__Task objective__: From the entries that follow, list every line in which the string "正确的是" appears.

__Given records__:

↓

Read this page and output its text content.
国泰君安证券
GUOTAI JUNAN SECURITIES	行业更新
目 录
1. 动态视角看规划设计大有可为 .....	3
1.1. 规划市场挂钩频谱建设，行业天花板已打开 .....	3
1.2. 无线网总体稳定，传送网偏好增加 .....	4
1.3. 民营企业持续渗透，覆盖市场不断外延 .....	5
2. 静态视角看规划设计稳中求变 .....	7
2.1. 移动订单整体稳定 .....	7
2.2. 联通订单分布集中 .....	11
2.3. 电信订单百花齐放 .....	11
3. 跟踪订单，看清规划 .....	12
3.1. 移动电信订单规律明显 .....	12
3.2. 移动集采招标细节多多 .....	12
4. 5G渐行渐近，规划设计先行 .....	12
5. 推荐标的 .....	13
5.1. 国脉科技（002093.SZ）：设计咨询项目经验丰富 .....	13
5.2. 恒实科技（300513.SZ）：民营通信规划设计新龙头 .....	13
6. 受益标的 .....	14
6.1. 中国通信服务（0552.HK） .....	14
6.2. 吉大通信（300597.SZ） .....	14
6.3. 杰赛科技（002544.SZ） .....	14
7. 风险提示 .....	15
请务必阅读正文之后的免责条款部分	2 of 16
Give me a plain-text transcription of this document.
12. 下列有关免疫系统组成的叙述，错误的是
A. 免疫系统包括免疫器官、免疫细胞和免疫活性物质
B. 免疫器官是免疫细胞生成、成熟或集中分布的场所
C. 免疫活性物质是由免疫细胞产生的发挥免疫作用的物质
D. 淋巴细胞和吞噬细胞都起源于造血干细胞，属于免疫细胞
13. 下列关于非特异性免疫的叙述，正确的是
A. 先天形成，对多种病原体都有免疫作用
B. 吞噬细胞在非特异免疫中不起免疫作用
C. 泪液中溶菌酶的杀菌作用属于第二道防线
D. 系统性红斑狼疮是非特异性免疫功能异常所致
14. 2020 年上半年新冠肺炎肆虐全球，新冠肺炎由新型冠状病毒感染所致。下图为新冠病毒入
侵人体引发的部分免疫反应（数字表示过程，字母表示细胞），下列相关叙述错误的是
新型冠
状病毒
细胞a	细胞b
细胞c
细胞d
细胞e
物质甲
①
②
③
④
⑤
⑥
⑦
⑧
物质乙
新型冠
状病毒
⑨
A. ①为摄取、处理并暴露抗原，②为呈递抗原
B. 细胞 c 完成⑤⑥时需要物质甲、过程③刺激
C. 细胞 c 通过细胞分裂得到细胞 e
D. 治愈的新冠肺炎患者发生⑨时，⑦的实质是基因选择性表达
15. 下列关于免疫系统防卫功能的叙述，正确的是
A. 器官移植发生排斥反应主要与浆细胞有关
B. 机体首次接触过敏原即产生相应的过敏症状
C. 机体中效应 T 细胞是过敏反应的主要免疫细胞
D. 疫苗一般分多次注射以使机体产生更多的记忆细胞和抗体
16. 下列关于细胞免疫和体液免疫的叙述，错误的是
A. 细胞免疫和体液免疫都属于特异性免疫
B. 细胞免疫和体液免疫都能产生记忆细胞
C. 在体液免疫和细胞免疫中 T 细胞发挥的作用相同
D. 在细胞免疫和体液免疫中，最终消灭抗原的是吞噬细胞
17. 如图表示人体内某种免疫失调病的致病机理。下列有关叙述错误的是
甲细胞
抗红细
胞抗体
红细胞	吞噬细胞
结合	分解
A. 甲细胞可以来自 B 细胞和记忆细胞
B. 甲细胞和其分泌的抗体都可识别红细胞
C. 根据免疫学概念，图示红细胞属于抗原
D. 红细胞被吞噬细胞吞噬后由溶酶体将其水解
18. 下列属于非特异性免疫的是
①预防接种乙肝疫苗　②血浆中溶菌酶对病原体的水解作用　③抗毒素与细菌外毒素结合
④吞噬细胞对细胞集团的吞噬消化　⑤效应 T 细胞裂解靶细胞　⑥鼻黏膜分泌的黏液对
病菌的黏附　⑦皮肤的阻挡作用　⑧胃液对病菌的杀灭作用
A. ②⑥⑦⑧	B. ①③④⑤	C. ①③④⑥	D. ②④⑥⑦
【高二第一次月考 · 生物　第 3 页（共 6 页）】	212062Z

↑

__Answer for this exercise__:
13. 下列关于非特异性免疫的叙述，正确的是
15. 下列关于免疫系统防卫功能的叙述，正确的是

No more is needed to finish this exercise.